Reproduce the records exactly.

>>>

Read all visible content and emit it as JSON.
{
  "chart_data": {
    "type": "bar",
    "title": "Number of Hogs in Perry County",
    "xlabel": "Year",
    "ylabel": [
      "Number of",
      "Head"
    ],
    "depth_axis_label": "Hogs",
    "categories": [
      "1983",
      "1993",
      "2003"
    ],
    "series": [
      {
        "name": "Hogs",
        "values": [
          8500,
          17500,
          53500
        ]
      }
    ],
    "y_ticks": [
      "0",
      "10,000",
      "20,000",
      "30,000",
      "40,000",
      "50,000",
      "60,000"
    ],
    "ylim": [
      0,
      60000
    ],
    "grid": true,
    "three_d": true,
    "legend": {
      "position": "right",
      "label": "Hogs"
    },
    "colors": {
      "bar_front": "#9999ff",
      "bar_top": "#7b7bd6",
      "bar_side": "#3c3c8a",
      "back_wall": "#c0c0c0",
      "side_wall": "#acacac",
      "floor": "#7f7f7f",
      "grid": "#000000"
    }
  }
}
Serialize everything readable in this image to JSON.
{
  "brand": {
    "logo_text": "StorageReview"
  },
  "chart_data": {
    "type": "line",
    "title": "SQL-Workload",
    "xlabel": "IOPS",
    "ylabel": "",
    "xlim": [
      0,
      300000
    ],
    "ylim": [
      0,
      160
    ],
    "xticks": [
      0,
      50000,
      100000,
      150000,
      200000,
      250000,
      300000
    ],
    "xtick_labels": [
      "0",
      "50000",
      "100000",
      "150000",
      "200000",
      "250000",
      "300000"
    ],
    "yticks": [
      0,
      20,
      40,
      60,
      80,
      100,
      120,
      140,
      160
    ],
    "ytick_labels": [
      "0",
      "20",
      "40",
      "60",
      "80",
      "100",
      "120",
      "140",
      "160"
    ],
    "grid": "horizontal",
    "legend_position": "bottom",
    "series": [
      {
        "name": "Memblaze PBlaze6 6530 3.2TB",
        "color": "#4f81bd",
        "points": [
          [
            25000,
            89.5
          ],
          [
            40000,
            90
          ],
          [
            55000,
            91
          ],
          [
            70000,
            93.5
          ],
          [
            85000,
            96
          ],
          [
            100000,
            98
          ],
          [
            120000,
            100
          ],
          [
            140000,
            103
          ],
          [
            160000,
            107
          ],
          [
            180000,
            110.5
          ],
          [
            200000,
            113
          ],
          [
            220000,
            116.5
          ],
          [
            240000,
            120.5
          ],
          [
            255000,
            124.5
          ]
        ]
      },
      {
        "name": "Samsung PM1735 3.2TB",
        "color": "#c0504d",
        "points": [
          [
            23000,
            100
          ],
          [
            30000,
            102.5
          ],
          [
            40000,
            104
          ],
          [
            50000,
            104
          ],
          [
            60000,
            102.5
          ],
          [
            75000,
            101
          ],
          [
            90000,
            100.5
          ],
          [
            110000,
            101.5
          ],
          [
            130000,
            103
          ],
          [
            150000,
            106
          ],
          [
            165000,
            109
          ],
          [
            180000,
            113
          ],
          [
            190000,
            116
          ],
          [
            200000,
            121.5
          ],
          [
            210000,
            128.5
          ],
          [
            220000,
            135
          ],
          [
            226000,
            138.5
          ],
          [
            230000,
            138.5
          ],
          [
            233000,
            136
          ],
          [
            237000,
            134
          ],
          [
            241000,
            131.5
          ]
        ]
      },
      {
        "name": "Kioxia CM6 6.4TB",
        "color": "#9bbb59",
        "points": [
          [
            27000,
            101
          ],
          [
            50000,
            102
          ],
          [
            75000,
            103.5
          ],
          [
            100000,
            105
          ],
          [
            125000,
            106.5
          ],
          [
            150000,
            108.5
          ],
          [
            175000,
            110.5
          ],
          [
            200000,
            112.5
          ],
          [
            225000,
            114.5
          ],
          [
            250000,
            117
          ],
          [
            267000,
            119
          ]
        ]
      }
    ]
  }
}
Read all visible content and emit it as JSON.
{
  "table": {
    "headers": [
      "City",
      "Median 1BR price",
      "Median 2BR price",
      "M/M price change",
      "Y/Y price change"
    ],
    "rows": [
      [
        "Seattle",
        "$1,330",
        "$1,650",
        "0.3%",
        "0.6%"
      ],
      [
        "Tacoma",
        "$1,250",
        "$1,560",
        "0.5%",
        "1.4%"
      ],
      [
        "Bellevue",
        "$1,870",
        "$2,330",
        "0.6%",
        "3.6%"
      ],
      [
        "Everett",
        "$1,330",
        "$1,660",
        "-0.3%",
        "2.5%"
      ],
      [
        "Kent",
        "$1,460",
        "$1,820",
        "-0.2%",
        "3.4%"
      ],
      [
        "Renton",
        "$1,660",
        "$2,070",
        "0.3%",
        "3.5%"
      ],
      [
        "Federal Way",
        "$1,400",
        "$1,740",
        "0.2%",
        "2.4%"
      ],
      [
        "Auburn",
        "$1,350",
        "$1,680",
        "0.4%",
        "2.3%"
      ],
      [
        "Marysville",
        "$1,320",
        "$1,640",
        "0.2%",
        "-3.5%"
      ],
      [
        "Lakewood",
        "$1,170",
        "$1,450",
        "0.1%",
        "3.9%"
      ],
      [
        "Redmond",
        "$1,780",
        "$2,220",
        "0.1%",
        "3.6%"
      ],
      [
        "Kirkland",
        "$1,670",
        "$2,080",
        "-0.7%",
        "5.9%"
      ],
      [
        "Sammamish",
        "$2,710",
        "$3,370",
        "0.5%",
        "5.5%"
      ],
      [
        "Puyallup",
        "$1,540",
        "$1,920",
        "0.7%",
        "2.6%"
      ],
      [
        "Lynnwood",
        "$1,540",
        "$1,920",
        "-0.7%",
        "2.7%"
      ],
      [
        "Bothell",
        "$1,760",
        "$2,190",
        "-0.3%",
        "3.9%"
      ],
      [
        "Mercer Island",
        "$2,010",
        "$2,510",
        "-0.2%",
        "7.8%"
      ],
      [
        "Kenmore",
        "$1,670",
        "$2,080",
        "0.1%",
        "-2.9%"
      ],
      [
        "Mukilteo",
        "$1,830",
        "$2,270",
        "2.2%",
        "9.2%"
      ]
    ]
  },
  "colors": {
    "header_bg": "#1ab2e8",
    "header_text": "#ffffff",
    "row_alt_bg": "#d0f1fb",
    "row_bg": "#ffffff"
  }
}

<<<

* **Finished answer**:
Read all visible content and emit it as JSON.
{
  "chart_data": {
    "type": "bar",
    "title": "Number of Hogs in Perry County",
    "xlabel": "Year",
    "ylabel": [
      "Number of",
      "Head"
    ],
    "depth_axis_label": "Hogs",
    "categories": [
      "1983",
      "1993",
      "2003"
    ],
    "series": [
      {
        "name": "Hogs",
        "values": [
          8500,
          17500,
          53500
        ]
      }
    ],
    "y_ticks": [
      "0",
      "10,000",
      "20,000",
      "30,000",
      "40,000",
      "50,000",
      "60,000"
    ],
    "ylim": [
      0,
      60000
    ],
    "grid": true,
    "three_d": true,
    "legend": {
      "position": "right",
      "label": "Hogs"
    },
    "colors": {
      "bar_front": "#9999ff",
      "bar_top": "#7b7bd6",
      "bar_side": "#3c3c8a",
      "back_wall": "#c0c0c0",
      "side_wall": "#acacac",
      "floor": "#7f7f7f",
      "grid": "#000000"
    }
  }
}
Serialize everything readable in this image to JSON.
{
  "brand": {
    "logo_text": "StorageReview"
  },
  "chart_data": {
    "type": "line",
    "title": "SQL-Workload",
    "xlabel": "IOPS",
    "ylabel": "",
    "xlim": [
      0,
      300000
    ],
    "ylim": [
      0,
      160
    ],
    "xticks": [
      0,
      50000,
      100000,
      150000,
      200000,
      250000,
      300000
    ],
    "xtick_labels": [
      "0",
      "50000",
      "100000",
      "150000",
      "200000",
      "250000",
      "300000"
    ],
    "yticks": [
      0,
      20,
      40,
      60,
      80,
      100,
      120,
      140,
      160
    ],
    "ytick_labels": [
      "0",
      "20",
      "40",
      "60",
      "80",
      "100",
      "120",
      "140",
      "160"
    ],
    "grid": "horizontal",
    "legend_position": "bottom",
    "series": [
      {
        "name": "Memblaze PBlaze6 6530 3.2TB",
        "color": "#4f81bd",
        "points": [
          [
            25000,
            89.5
          ],
          [
            40000,
            90
          ],
          [
            55000,
            91
          ],
          [
            70000,
            93.5
          ],
          [
            85000,
            96
          ],
          [
            100000,
            98
          ],
          [
            120000,
            100
          ],
          [
            140000,
            103
          ],
          [
            160000,
            107
          ],
          [
            180000,
            110.5
          ],
          [
            200000,
            113
          ],
          [
            220000,
            116.5
          ],
          [
            240000,
            120.5
          ],
          [
            255000,
            124.5
          ]
        ]
      },
      {
        "name": "Samsung PM1735 3.2TB",
        "color": "#c0504d",
        "points": [
          [
            23000,
            100
          ],
          [
            30000,
            102.5
          ],
          [
            40000,
            104
          ],
          [
            50000,
            104
          ],
          [
            60000,
            102.5
          ],
          [
            75000,
            101
          ],
          [
            90000,
            100.5
          ],
          [
            110000,
            101.5
          ],
          [
            130000,
            103
          ],
          [
            150000,
            106
          ],
          [
            165000,
            109
          ],
          [
            180000,
            113
          ],
          [
            190000,
            116
          ],
          [
            200000,
            121.5
          ],
          [
            210000,
            128.5
          ],
          [
            220000,
            135
          ],
          [
            226000,
            138.5
          ],
          [
            230000,
            138.5
          ],
          [
            233000,
            136
          ],
          [
            237000,
            134
          ],
          [
            241000,
            131.5
          ]
        ]
      },
      {
        "name": "Kioxia CM6 6.4TB",
        "color": "#9bbb59",
        "points": [
          [
            27000,
            101
          ],
          [
            50000,
            102
          ],
          [
            75000,
            103.5
          ],
          [
            100000,
            105
          ],
          [
            125000,
            106.5
          ],
          [
            150000,
            108.5
          ],
          [
            175000,
            110.5
          ],
          [
            200000,
            112.5
          ],
          [
            225000,
            114.5
          ],
          [
            250000,
            117
          ],
          [
            267000,
            119
          ]
        ]
      }
    ]
  }
}
Read all visible content and emit it as JSON.
{
  "table": {
    "headers": [
      "City",
      "Median 1BR price",
      "Median 2BR price",
      "M/M price change",
      "Y/Y price change"
    ],
    "rows": [
      [
        "Seattle",
        "$1,330",
        "$1,650",
        "0.3%",
        "0.6%"
      ],
      [
        "Tacoma",
        "$1,250",
        "$1,560",
        "0.5%",
        "1.4%"
      ],
      [
        "Bellevue",
        "$1,870",
        "$2,330",
        "0.6%",
        "3.6%"
      ],
      [
        "Everett",
        "$1,330",
        "$1,660",
        "-0.3%",
        "2.5%"
      ],
      [
        "Kent",
        "$1,460",
        "$1,820",
        "-0.2%",
        "3.4%"
      ],
      [
        "Renton",
        "$1,660",
        "$2,070",
        "0.3%",
        "3.5%"
      ],
      [
        "Federal Way",
        "$1,400",
        "$1,740",
        "0.2%",
        "2.4%"
      ],
      [
        "Auburn",
        "$1,350",
        "$1,680",
        "0.4%",
        "2.3%"
      ],
      [
        "Marysville",
        "$1,320",
        "$1,640",
        "0.2%",
        "-3.5%"
      ],
      [
        "Lakewood",
        "$1,170",
        "$1,450",
        "0.1%",
        "3.9%"
      ],
      [
        "Redmond",
        "$1,780",
        "$2,220",
        "0.1%",
        "3.6%"
      ],
      [
        "Kirkland",
        "$1,670",
        "$2,080",
        "-0.7%",
        "5.9%"
      ],
      [
        "Sammamish",
        "$2,710",
        "$3,370",
        "0.5%",
        "5.5%"
      ],
      [
        "Puyallup",
        "$1,540",
        "$1,920",
        "0.7%",
        "2.6%"
      ],
      [
        "Lynnwood",
        "$1,540",
        "$1,920",
        "-0.7%",
        "2.7%"
      ],
      [
        "Bothell",
        "$1,760",
        "$2,190",
        "-0.3%",
        "3.9%"
      ],
      [
        "Mercer Island",
        "$2,010",
        "$2,510",
        "-0.2%",
        "7.8%"
      ],
      [
        "Kenmore",
        "$1,670",
        "$2,080",
        "0.1%",
        "-2.9%"
      ],
      [
        "Mukilteo",
        "$1,830",
        "$2,270",
        "2.2%",
        "9.2%"
      ]
    ]
  },
  "colors": {
    "header_bg": "#1ab2e8",
    "header_text": "#ffffff",
    "row_alt_bg": "#d0f1fb",
    "row_bg": "#ffffff"
  }
}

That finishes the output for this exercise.